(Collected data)
____________________

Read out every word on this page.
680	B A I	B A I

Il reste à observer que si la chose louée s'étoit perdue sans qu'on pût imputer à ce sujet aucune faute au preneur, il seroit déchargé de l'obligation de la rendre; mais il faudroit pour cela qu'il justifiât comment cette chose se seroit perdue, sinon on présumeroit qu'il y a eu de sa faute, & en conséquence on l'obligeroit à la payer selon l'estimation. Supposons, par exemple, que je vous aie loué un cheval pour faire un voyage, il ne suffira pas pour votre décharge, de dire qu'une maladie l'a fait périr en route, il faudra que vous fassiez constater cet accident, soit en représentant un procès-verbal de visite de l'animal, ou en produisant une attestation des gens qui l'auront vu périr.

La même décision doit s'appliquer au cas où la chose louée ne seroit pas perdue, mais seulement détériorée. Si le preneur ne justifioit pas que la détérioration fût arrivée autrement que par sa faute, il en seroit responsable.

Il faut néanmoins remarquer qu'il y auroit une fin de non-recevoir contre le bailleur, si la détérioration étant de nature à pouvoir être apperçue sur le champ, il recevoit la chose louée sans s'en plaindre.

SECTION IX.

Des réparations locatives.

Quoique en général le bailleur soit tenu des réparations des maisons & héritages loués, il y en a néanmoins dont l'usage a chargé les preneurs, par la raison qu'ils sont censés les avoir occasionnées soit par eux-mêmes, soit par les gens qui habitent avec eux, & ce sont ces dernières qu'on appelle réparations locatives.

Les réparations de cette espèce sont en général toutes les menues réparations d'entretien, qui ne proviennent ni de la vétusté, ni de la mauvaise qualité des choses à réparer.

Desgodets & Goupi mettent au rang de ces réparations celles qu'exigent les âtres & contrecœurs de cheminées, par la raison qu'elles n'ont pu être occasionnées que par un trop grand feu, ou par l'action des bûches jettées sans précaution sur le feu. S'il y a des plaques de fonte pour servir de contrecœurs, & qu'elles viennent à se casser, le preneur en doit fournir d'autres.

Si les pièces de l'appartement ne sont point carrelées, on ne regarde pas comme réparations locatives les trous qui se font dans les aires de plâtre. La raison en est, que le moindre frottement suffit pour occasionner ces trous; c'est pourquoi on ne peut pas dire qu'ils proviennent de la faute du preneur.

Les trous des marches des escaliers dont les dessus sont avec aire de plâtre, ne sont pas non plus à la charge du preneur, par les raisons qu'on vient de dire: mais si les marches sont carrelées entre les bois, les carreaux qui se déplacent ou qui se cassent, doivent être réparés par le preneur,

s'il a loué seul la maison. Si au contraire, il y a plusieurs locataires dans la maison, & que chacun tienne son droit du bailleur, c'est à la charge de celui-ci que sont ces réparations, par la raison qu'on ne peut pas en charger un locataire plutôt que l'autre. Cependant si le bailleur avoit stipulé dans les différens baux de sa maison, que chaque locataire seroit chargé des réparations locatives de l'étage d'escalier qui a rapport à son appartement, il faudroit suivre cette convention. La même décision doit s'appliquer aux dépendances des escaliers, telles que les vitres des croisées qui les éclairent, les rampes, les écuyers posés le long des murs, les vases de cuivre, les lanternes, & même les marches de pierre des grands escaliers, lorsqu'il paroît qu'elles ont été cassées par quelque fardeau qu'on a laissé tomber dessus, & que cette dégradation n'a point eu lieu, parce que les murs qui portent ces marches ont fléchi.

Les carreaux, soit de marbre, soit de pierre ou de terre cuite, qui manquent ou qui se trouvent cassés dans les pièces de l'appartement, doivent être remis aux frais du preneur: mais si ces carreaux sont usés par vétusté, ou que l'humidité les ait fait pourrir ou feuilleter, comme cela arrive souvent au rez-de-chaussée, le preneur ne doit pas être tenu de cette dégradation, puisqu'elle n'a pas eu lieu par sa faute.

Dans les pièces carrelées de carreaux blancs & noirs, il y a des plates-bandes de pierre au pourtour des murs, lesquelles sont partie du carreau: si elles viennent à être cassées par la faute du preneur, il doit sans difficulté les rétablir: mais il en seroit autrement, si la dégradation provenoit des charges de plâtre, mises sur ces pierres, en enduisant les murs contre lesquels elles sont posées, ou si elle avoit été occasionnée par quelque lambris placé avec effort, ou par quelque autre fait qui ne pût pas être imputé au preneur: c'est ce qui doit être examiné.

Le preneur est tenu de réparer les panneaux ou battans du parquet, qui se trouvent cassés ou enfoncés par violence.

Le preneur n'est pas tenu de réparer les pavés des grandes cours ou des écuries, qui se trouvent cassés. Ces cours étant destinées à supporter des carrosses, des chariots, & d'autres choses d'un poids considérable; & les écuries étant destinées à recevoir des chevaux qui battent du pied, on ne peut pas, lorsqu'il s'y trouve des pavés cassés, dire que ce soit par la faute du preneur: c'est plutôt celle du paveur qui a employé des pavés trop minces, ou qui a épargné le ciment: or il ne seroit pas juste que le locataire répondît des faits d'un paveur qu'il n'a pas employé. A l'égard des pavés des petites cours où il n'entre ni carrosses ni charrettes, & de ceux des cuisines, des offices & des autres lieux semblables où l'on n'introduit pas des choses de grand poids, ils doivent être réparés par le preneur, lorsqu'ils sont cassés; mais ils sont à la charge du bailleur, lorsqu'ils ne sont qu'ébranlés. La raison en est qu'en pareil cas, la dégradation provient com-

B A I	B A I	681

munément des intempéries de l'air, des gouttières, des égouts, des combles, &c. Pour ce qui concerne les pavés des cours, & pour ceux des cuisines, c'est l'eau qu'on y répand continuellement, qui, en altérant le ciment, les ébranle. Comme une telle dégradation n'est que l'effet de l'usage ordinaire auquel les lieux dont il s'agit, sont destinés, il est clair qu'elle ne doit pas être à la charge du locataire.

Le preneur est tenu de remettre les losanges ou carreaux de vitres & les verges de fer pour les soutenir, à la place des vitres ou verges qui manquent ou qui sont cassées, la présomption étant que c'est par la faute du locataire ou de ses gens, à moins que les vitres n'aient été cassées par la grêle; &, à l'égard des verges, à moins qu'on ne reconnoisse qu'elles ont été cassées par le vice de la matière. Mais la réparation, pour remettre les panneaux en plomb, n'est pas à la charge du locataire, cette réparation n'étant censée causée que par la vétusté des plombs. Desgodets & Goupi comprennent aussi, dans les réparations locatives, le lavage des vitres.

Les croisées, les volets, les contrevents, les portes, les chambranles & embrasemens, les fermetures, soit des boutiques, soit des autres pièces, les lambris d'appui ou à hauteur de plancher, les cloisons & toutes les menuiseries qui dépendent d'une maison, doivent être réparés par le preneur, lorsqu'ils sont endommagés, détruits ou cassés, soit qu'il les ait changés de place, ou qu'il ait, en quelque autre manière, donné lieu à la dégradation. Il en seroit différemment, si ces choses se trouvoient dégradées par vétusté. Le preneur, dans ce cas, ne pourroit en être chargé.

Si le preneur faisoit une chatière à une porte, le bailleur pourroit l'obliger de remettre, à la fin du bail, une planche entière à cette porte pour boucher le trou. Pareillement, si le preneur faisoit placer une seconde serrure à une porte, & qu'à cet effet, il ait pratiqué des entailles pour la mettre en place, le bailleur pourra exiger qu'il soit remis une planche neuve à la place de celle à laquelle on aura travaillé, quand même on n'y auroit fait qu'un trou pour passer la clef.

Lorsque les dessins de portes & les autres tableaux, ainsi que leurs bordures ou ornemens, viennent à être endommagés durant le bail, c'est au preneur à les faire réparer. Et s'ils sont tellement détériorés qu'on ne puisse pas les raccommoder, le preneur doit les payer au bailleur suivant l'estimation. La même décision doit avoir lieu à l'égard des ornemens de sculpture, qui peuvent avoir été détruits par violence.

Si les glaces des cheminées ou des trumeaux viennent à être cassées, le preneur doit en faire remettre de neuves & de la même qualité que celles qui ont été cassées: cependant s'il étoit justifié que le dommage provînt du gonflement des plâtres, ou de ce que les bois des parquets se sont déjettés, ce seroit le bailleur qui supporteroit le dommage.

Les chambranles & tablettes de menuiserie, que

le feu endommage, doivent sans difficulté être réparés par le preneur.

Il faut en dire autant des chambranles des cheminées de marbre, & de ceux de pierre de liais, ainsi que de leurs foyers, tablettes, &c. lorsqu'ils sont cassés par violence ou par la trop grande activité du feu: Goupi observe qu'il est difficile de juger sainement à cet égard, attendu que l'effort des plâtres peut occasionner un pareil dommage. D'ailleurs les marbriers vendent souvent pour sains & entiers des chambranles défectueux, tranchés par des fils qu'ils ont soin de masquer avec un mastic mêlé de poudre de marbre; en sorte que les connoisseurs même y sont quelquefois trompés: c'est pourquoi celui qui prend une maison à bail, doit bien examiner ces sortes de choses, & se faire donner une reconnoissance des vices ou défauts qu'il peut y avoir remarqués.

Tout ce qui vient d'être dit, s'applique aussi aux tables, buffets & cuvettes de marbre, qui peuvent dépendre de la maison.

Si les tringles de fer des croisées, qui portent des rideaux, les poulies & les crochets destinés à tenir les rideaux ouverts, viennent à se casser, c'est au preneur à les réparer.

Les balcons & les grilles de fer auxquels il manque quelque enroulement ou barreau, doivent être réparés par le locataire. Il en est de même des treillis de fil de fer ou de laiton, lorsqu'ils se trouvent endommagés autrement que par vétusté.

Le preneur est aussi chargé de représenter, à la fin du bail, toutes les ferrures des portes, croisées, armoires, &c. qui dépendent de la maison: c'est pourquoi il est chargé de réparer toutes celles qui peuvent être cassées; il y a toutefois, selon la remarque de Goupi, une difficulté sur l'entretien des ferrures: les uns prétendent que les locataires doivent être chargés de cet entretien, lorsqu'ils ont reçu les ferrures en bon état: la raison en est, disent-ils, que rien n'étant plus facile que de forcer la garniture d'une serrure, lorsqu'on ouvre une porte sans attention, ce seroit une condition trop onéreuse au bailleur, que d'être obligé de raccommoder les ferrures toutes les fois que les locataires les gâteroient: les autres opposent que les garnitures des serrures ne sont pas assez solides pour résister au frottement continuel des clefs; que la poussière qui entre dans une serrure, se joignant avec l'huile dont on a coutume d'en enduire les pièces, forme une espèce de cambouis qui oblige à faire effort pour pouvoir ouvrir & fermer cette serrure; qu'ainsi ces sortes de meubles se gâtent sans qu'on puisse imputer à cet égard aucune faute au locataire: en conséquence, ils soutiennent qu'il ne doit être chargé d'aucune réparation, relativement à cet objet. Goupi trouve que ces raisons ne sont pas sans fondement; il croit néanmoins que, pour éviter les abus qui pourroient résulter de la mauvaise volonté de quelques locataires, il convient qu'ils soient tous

____________________

Look above for every line with the word "qualité" and copy it.

= Result for this exercise =
Les réparations de cette espèce sont en général toutes les menues réparations d'entretien, qui ne proviennent ni de la vétusté, ni de la mauvaise qualité des choses à réparer.
Si les glaces des cheminées ou des trumeaux viennent à être cassées, le preneur doit en faire remettre de neuves & de la même qualité que celles qui ont été cassées: cependant s'il étoit justifié que le dommage provînt du gonflement des plâtres, ou de ce que les bois des parquets se sont déjettés, ce seroit le bailleur qui supporteroit le dommage.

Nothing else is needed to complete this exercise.